-- Begin --

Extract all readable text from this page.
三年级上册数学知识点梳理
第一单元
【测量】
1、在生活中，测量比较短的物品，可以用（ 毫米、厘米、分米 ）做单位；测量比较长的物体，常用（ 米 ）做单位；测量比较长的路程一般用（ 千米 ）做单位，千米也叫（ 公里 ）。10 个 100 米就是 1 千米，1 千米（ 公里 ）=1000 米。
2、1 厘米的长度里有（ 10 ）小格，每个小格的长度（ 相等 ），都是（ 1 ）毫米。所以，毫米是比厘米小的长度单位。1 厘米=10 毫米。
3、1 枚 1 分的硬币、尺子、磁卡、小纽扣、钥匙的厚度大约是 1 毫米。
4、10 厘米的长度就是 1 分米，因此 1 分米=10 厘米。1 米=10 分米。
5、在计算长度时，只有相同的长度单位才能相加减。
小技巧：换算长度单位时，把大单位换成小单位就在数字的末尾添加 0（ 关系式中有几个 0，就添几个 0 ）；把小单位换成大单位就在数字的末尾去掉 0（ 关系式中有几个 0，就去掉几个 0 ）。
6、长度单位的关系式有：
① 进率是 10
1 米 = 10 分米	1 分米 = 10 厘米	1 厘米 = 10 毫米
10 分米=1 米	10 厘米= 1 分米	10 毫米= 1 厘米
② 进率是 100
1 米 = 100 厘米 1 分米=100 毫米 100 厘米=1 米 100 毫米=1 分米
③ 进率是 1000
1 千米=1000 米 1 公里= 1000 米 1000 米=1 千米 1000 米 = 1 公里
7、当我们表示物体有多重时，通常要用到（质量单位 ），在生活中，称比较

-- End --

Problem statement: Count the lines of the data that contain the string "在生活中", and reply with that number alone.

Output: 2